*Set exercise*
Quote the listing below in full and exactly as written, but omit every picture.

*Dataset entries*
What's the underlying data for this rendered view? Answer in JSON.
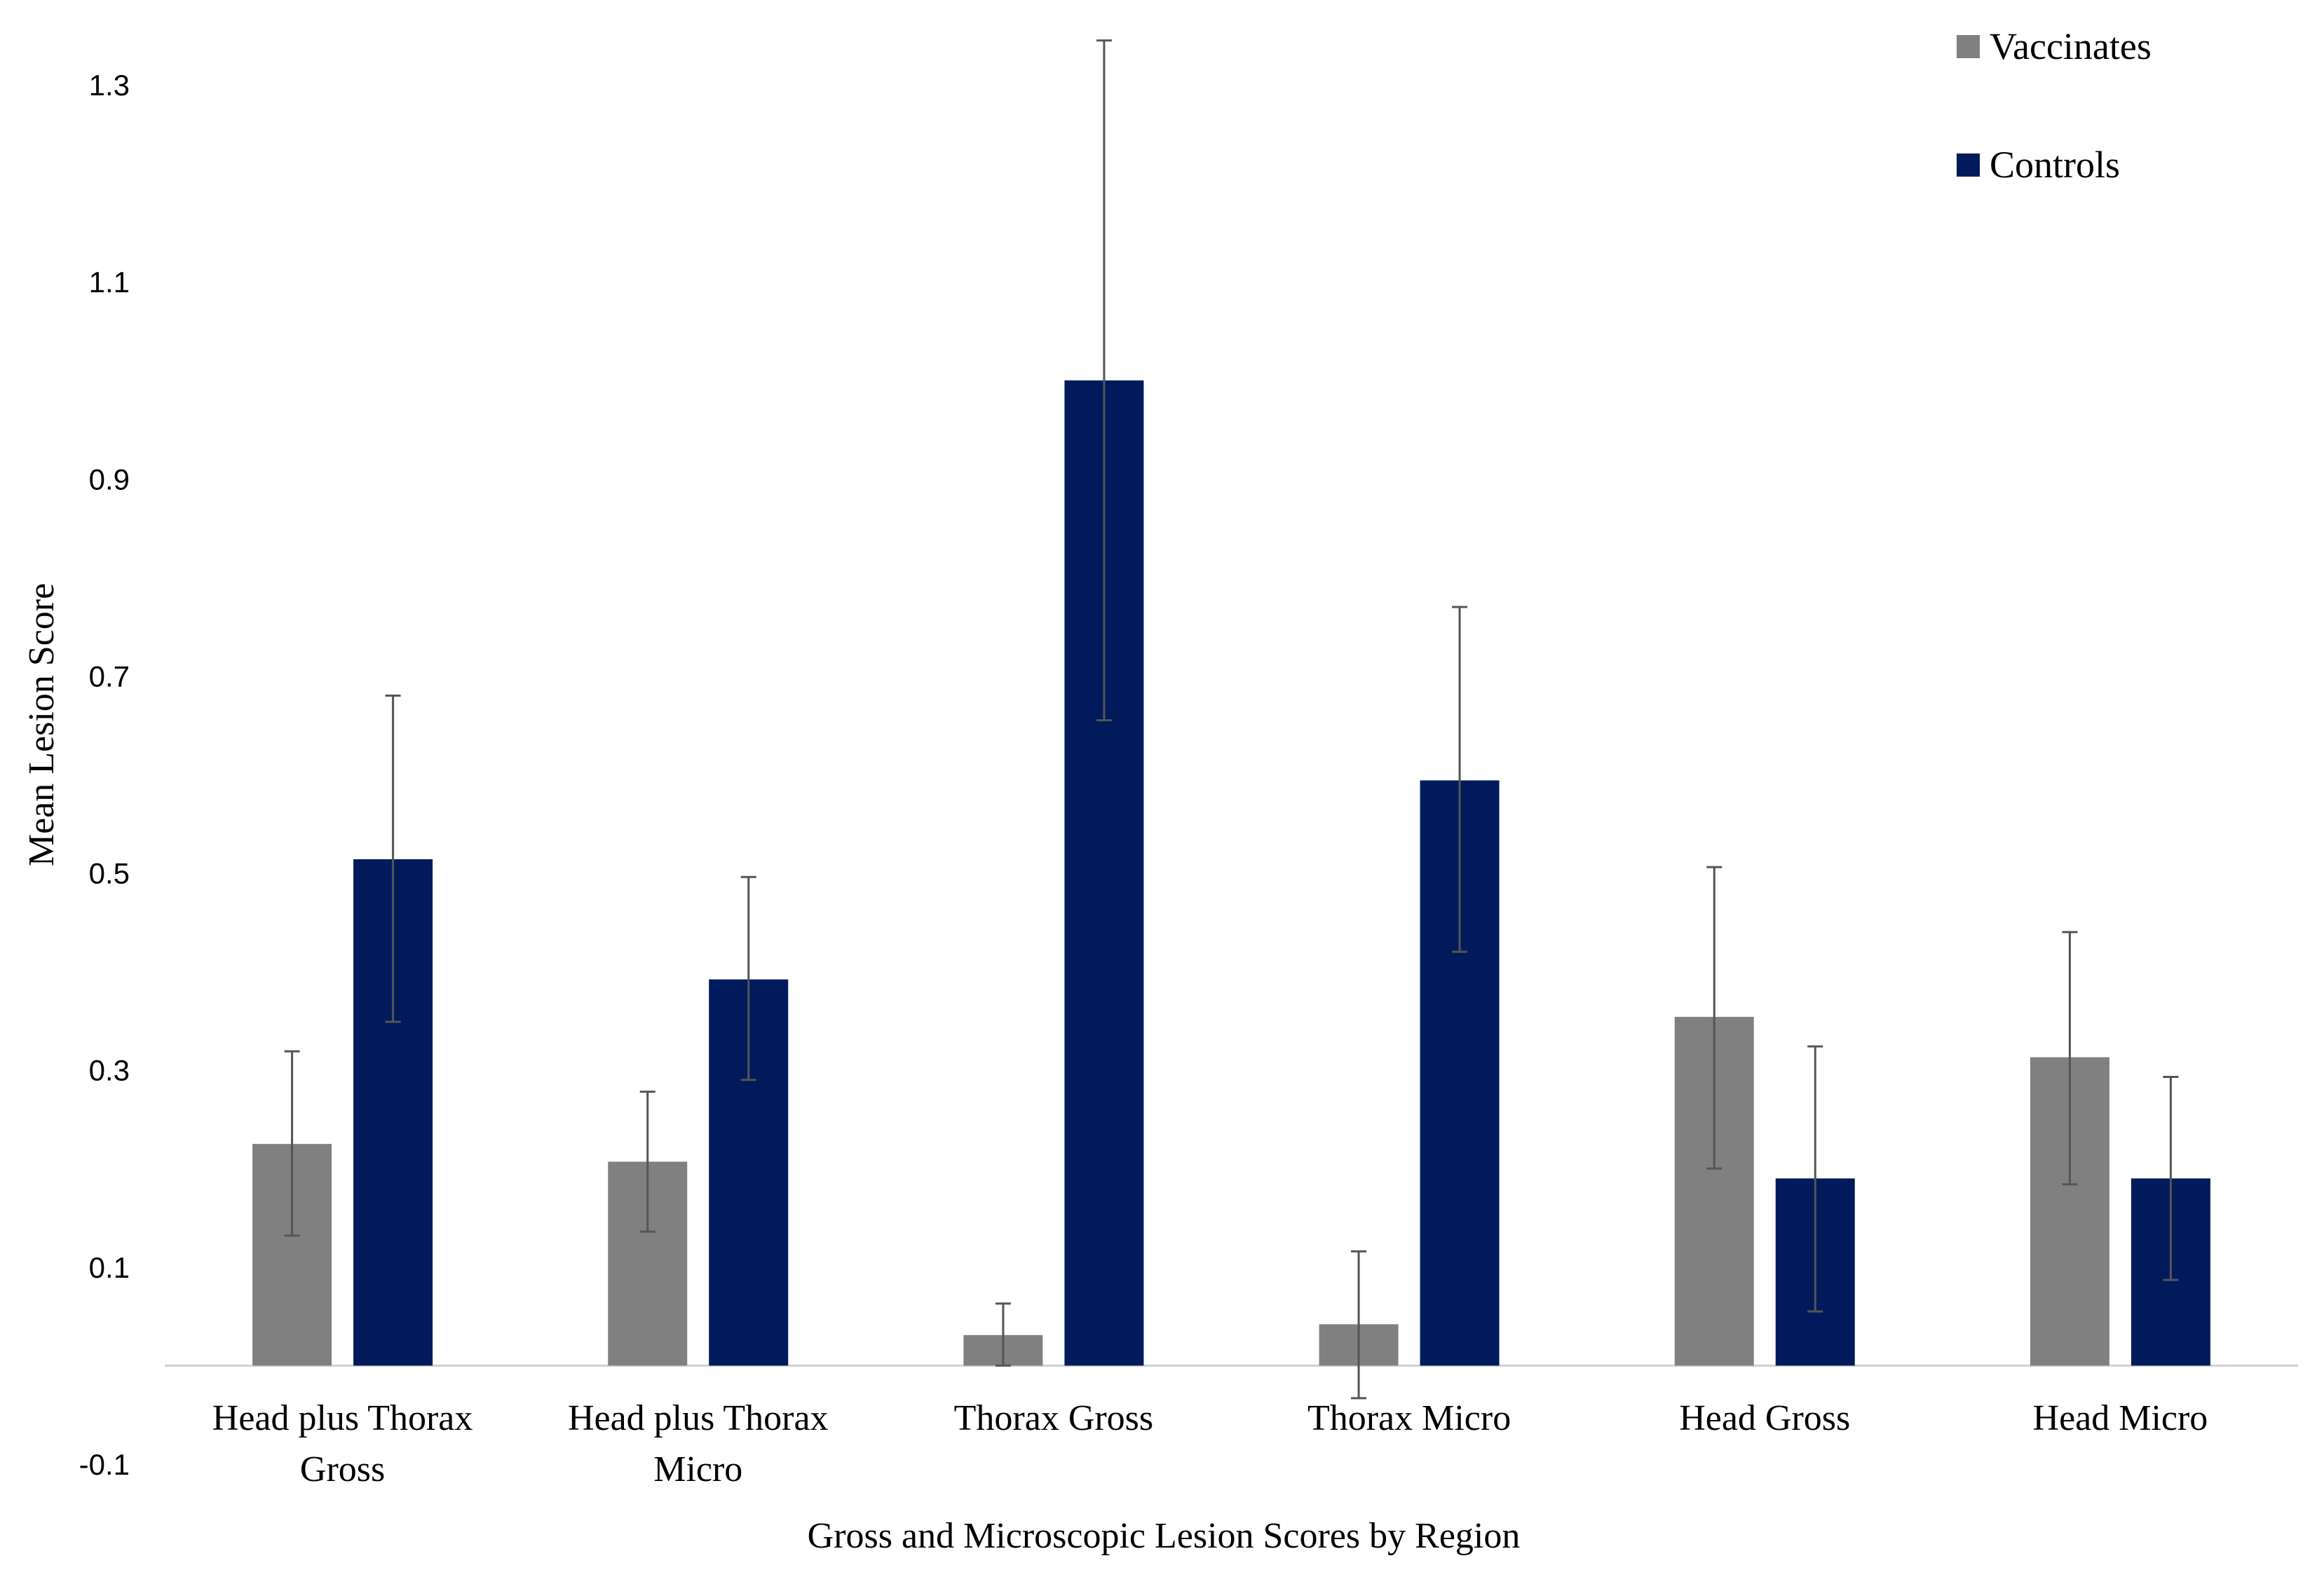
{
  "chart_data": {
    "type": "bar",
    "xlabel": "Gross and Microscopic Lesion Scores by Region",
    "ylabel": "Mean Lesion Score",
    "ylim": [
      -0.1,
      1.3
    ],
    "yticks": [
      "1.3",
      "1.1",
      "0.9",
      "0.7",
      "0.5",
      "0.3",
      "0.1",
      "-0.1"
    ],
    "ytick_values": [
      1.3,
      1.1,
      0.9,
      0.7,
      0.5,
      0.3,
      0.1,
      -0.1
    ],
    "grid": false,
    "legend_position": "top-right",
    "categories": [
      [
        "Head plus Thorax",
        "Gross"
      ],
      [
        "Head plus Thorax",
        "Micro"
      ],
      [
        "Thorax Gross"
      ],
      [
        "Thorax Micro"
      ],
      [
        "Head Gross"
      ],
      [
        "Head Micro"
      ]
    ],
    "series": [
      {
        "name": "Vaccinates",
        "color": "#808080",
        "values": [
          0.225,
          0.207,
          0.031,
          0.042,
          0.354,
          0.313
        ],
        "error_low": [
          0.132,
          0.136,
          0.0,
          -0.033,
          0.2,
          0.184
        ],
        "error_high": [
          0.319,
          0.278,
          0.063,
          0.116,
          0.506,
          0.44
        ]
      },
      {
        "name": "Controls",
        "color": "#001A5C",
        "values": [
          0.514,
          0.392,
          1.0,
          0.594,
          0.19,
          0.19
        ],
        "error_low": [
          0.349,
          0.29,
          0.655,
          0.42,
          0.055,
          0.087
        ],
        "error_high": [
          0.68,
          0.496,
          1.345,
          0.77,
          0.324,
          0.293
        ]
      }
    ]
  }
}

*Solved problem*
What's the underlying data for this rendered view? Answer in JSON.
{
  "chart_data": {
    "type": "bar",
    "xlabel": "Gross and Microscopic Lesion Scores by Region",
    "ylabel": "Mean Lesion Score",
    "ylim": [
      -0.1,
      1.3
    ],
    "yticks": [
      "1.3",
      "1.1",
      "0.9",
      "0.7",
      "0.5",
      "0.3",
      "0.1",
      "-0.1"
    ],
    "ytick_values": [
      1.3,
      1.1,
      0.9,
      0.7,
      0.5,
      0.3,
      0.1,
      -0.1
    ],
    "grid": false,
    "legend_position": "top-right",
    "categories": [
      [
        "Head plus Thorax",
        "Gross"
      ],
      [
        "Head plus Thorax",
        "Micro"
      ],
      [
        "Thorax Gross"
      ],
      [
        "Thorax Micro"
      ],
      [
        "Head Gross"
      ],
      [
        "Head Micro"
      ]
    ],
    "series": [
      {
        "name": "Vaccinates",
        "color": "#808080",
        "values": [
          0.225,
          0.207,
          0.031,
          0.042,
          0.354,
          0.313
        ],
        "error_low": [
          0.132,
          0.136,
          0.0,
          -0.033,
          0.2,
          0.184
        ],
        "error_high": [
          0.319,
          0.278,
          0.063,
          0.116,
          0.506,
          0.44
        ]
      },
      {
        "name": "Controls",
        "color": "#001A5C",
        "values": [
          0.514,
          0.392,
          1.0,
          0.594,
          0.19,
          0.19
        ],
        "error_low": [
          0.349,
          0.29,
          0.655,
          0.42,
          0.055,
          0.087
        ],
        "error_high": [
          0.68,
          0.496,
          1.345,
          0.77,
          0.324,
          0.293
        ]
      }
    ]
  }
}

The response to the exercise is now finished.